● PROBLEM STATEMENT
What follows are records. Restate all of them word for word.

------ SUPPLIED RECORDS

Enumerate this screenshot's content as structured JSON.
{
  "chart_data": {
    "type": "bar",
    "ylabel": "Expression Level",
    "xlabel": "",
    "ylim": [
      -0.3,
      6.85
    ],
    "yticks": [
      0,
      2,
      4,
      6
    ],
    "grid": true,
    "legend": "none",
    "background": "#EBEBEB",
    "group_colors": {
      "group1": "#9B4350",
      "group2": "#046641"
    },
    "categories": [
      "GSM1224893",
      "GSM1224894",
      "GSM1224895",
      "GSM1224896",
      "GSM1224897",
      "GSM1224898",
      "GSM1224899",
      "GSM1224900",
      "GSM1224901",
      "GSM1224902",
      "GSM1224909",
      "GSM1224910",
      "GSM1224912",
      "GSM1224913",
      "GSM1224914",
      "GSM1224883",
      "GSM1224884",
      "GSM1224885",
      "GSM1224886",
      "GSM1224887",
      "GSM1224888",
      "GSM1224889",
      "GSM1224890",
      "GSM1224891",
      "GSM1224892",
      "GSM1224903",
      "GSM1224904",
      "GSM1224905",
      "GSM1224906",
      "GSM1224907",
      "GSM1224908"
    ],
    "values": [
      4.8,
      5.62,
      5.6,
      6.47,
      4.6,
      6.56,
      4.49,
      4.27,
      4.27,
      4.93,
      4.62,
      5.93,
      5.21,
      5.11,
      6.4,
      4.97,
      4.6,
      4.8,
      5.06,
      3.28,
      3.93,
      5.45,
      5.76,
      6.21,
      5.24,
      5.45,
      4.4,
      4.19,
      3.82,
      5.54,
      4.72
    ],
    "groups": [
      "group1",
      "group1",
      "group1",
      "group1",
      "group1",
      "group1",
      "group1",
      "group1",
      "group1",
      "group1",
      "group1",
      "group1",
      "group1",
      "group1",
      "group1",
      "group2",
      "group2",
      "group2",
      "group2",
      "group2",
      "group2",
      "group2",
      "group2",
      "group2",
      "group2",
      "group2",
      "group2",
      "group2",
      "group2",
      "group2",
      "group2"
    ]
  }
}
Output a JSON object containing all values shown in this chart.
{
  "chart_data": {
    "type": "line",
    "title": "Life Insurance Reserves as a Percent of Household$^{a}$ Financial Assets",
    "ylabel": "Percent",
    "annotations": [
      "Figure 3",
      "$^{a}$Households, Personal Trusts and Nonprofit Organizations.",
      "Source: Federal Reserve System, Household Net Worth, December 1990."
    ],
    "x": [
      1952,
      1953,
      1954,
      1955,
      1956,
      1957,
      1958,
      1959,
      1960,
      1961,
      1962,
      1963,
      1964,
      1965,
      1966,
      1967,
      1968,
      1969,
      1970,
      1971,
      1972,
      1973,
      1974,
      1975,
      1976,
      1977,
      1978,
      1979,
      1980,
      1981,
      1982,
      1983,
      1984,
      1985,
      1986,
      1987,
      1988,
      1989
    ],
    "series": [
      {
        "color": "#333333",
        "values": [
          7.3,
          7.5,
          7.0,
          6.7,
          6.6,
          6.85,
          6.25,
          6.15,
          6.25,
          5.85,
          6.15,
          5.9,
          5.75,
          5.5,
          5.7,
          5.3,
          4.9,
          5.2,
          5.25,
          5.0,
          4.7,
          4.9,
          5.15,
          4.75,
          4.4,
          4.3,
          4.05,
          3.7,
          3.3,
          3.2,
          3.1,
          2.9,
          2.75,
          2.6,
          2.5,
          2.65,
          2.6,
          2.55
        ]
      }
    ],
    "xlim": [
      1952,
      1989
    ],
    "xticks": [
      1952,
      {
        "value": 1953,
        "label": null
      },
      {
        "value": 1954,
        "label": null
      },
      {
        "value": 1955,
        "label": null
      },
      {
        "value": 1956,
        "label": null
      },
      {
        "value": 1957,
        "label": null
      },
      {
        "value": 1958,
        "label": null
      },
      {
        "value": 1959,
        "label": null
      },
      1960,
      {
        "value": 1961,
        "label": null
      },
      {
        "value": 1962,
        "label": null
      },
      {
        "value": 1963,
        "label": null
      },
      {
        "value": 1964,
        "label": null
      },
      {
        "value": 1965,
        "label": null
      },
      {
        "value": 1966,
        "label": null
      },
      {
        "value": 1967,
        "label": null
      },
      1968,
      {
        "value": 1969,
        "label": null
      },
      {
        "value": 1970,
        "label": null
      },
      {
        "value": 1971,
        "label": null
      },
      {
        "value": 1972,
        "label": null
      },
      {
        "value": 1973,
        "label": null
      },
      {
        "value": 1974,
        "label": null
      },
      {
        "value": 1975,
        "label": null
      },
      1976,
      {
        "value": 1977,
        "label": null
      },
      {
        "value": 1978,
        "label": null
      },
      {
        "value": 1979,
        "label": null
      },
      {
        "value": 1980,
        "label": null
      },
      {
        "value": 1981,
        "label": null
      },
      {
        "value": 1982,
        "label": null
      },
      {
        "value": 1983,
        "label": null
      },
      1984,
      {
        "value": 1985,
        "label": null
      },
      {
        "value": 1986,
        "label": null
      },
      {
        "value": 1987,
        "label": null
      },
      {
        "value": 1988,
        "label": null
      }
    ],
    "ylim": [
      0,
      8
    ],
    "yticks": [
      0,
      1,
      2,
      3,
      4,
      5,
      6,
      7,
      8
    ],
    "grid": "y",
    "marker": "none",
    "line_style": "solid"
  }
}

------------

● COMPLETED EXERCISE
Enumerate this screenshot's content as structured JSON.
{
  "chart_data": {
    "type": "bar",
    "ylabel": "Expression Level",
    "xlabel": "",
    "ylim": [
      -0.3,
      6.85
    ],
    "yticks": [
      0,
      2,
      4,
      6
    ],
    "grid": true,
    "legend": "none",
    "background": "#EBEBEB",
    "group_colors": {
      "group1": "#9B4350",
      "group2": "#046641"
    },
    "categories": [
      "GSM1224893",
      "GSM1224894",
      "GSM1224895",
      "GSM1224896",
      "GSM1224897",
      "GSM1224898",
      "GSM1224899",
      "GSM1224900",
      "GSM1224901",
      "GSM1224902",
      "GSM1224909",
      "GSM1224910",
      "GSM1224912",
      "GSM1224913",
      "GSM1224914",
      "GSM1224883",
      "GSM1224884",
      "GSM1224885",
      "GSM1224886",
      "GSM1224887",
      "GSM1224888",
      "GSM1224889",
      "GSM1224890",
      "GSM1224891",
      "GSM1224892",
      "GSM1224903",
      "GSM1224904",
      "GSM1224905",
      "GSM1224906",
      "GSM1224907",
      "GSM1224908"
    ],
    "values": [
      4.8,
      5.62,
      5.6,
      6.47,
      4.6,
      6.56,
      4.49,
      4.27,
      4.27,
      4.93,
      4.62,
      5.93,
      5.21,
      5.11,
      6.4,
      4.97,
      4.6,
      4.8,
      5.06,
      3.28,
      3.93,
      5.45,
      5.76,
      6.21,
      5.24,
      5.45,
      4.4,
      4.19,
      3.82,
      5.54,
      4.72
    ],
    "groups": [
      "group1",
      "group1",
      "group1",
      "group1",
      "group1",
      "group1",
      "group1",
      "group1",
      "group1",
      "group1",
      "group1",
      "group1",
      "group1",
      "group1",
      "group1",
      "group2",
      "group2",
      "group2",
      "group2",
      "group2",
      "group2",
      "group2",
      "group2",
      "group2",
      "group2",
      "group2",
      "group2",
      "group2",
      "group2",
      "group2",
      "group2"
    ]
  }
}
Output a JSON object containing all values shown in this chart.
{
  "chart_data": {
    "type": "line",
    "title": "Life Insurance Reserves as a Percent of Household$^{a}$ Financial Assets",
    "ylabel": "Percent",
    "annotations": [
      "Figure 3",
      "$^{a}$Households, Personal Trusts and Nonprofit Organizations.",
      "Source: Federal Reserve System, Household Net Worth, December 1990."
    ],
    "x": [
      1952,
      1953,
      1954,
      1955,
      1956,
      1957,
      1958,
      1959,
      1960,
      1961,
      1962,
      1963,
      1964,
      1965,
      1966,
      1967,
      1968,
      1969,
      1970,
      1971,
      1972,
      1973,
      1974,
      1975,
      1976,
      1977,
      1978,
      1979,
      1980,
      1981,
      1982,
      1983,
      1984,
      1985,
      1986,
      1987,
      1988,
      1989
    ],
    "series": [
      {
        "color": "#333333",
        "values": [
          7.3,
          7.5,
          7.0,
          6.7,
          6.6,
          6.85,
          6.25,
          6.15,
          6.25,
          5.85,
          6.15,
          5.9,
          5.75,
          5.5,
          5.7,
          5.3,
          4.9,
          5.2,
          5.25,
          5.0,
          4.7,
          4.9,
          5.15,
          4.75,
          4.4,
          4.3,
          4.05,
          3.7,
          3.3,
          3.2,
          3.1,
          2.9,
          2.75,
          2.6,
          2.5,
          2.65,
          2.6,
          2.55
        ]
      }
    ],
    "xlim": [
      1952,
      1989
    ],
    "xticks": [
      1952,
      {
        "value": 1953,
        "label": null
      },
      {
        "value": 1954,
        "label": null
      },
      {
        "value": 1955,
        "label": null
      },
      {
        "value": 1956,
        "label": null
      },
      {
        "value": 1957,
        "label": null
      },
      {
        "value": 1958,
        "label": null
      },
      {
        "value": 1959,
        "label": null
      },
      1960,
      {
        "value": 1961,
        "label": null
      },
      {
        "value": 1962,
        "label": null
      },
      {
        "value": 1963,
        "label": null
      },
      {
        "value": 1964,
        "label": null
      },
      {
        "value": 1965,
        "label": null
      },
      {
        "value": 1966,
        "label": null
      },
      {
        "value": 1967,
        "label": null
      },
      1968,
      {
        "value": 1969,
        "label": null
      },
      {
        "value": 1970,
        "label": null
      },
      {
        "value": 1971,
        "label": null
      },
      {
        "value": 1972,
        "label": null
      },
      {
        "value": 1973,
        "label": null
      },
      {
        "value": 1974,
        "label": null
      },
      {
        "value": 1975,
        "label": null
      },
      1976,
      {
        "value": 1977,
        "label": null
      },
      {
        "value": 1978,
        "label": null
      },
      {
        "value": 1979,
        "label": null
      },
      {
        "value": 1980,
        "label": null
      },
      {
        "value": 1981,
        "label": null
      },
      {
        "value": 1982,
        "label": null
      },
      {
        "value": 1983,
        "label": null
      },
      1984,
      {
        "value": 1985,
        "label": null
      },
      {
        "value": 1986,
        "label": null
      },
      {
        "value": 1987,
        "label": null
      },
      {
        "value": 1988,
        "label": null
      }
    ],
    "ylim": [
      0,
      8
    ],
    "yticks": [
      0,
      1,
      2,
      3,
      4,
      5,
      6,
      7,
      8
    ],
    "grid": "y",
    "marker": "none",
    "line_style": "solid"
  }
}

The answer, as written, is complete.